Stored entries
· · · · · · ·
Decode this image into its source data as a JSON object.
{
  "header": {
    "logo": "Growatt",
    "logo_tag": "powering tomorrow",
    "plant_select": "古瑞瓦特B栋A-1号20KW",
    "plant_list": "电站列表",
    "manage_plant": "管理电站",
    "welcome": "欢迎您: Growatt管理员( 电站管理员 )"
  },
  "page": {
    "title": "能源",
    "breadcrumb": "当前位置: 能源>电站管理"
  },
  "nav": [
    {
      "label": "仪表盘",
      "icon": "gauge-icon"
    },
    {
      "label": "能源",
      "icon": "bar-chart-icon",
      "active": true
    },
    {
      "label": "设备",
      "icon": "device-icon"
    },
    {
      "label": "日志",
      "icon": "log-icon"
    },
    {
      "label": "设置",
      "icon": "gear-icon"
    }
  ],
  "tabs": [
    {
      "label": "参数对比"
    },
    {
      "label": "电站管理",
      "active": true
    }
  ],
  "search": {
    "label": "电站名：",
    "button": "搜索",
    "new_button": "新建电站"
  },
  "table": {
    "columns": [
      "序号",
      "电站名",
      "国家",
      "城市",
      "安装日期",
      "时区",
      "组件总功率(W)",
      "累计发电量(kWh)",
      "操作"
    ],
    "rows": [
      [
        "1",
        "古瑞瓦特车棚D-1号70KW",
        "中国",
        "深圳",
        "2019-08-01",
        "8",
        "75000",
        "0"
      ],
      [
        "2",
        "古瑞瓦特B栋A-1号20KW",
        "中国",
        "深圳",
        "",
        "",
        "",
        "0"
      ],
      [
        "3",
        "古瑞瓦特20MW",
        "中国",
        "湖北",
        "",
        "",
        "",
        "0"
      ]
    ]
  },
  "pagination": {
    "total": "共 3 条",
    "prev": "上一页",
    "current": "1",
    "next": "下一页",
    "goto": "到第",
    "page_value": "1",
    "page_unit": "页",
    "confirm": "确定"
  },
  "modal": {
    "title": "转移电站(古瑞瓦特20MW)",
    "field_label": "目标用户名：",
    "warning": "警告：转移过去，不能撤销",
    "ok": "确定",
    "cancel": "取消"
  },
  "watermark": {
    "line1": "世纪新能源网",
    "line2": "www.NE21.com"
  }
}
· · · · · · ·
What to produce
Reproduce the records above exactly.

The answer
Decode this image into its source data as a JSON object.
{
  "header": {
    "logo": "Growatt",
    "logo_tag": "powering tomorrow",
    "plant_select": "古瑞瓦特B栋A-1号20KW",
    "plant_list": "电站列表",
    "manage_plant": "管理电站",
    "welcome": "欢迎您: Growatt管理员( 电站管理员 )"
  },
  "page": {
    "title": "能源",
    "breadcrumb": "当前位置: 能源>电站管理"
  },
  "nav": [
    {
      "label": "仪表盘",
      "icon": "gauge-icon"
    },
    {
      "label": "能源",
      "icon": "bar-chart-icon",
      "active": true
    },
    {
      "label": "设备",
      "icon": "device-icon"
    },
    {
      "label": "日志",
      "icon": "log-icon"
    },
    {
      "label": "设置",
      "icon": "gear-icon"
    }
  ],
  "tabs": [
    {
      "label": "参数对比"
    },
    {
      "label": "电站管理",
      "active": true
    }
  ],
  "search": {
    "label": "电站名：",
    "button": "搜索",
    "new_button": "新建电站"
  },
  "table": {
    "columns": [
      "序号",
      "电站名",
      "国家",
      "城市",
      "安装日期",
      "时区",
      "组件总功率(W)",
      "累计发电量(kWh)",
      "操作"
    ],
    "rows": [
      [
        "1",
        "古瑞瓦特车棚D-1号70KW",
        "中国",
        "深圳",
        "2019-08-01",
        "8",
        "75000",
        "0"
      ],
      [
        "2",
        "古瑞瓦特B栋A-1号20KW",
        "中国",
        "深圳",
        "",
        "",
        "",
        "0"
      ],
      [
        "3",
        "古瑞瓦特20MW",
        "中国",
        "湖北",
        "",
        "",
        "",
        "0"
      ]
    ]
  },
  "pagination": {
    "total": "共 3 条",
    "prev": "上一页",
    "current": "1",
    "next": "下一页",
    "goto": "到第",
    "page_value": "1",
    "page_unit": "页",
    "confirm": "确定"
  },
  "modal": {
    "title": "转移电站(古瑞瓦特20MW)",
    "field_label": "目标用户名：",
    "warning": "警告：转移过去，不能撤销",
    "ok": "确定",
    "cancel": "取消"
  },
  "watermark": {
    "line1": "世纪新能源网",
    "line2": "www.NE21.com"
  }
}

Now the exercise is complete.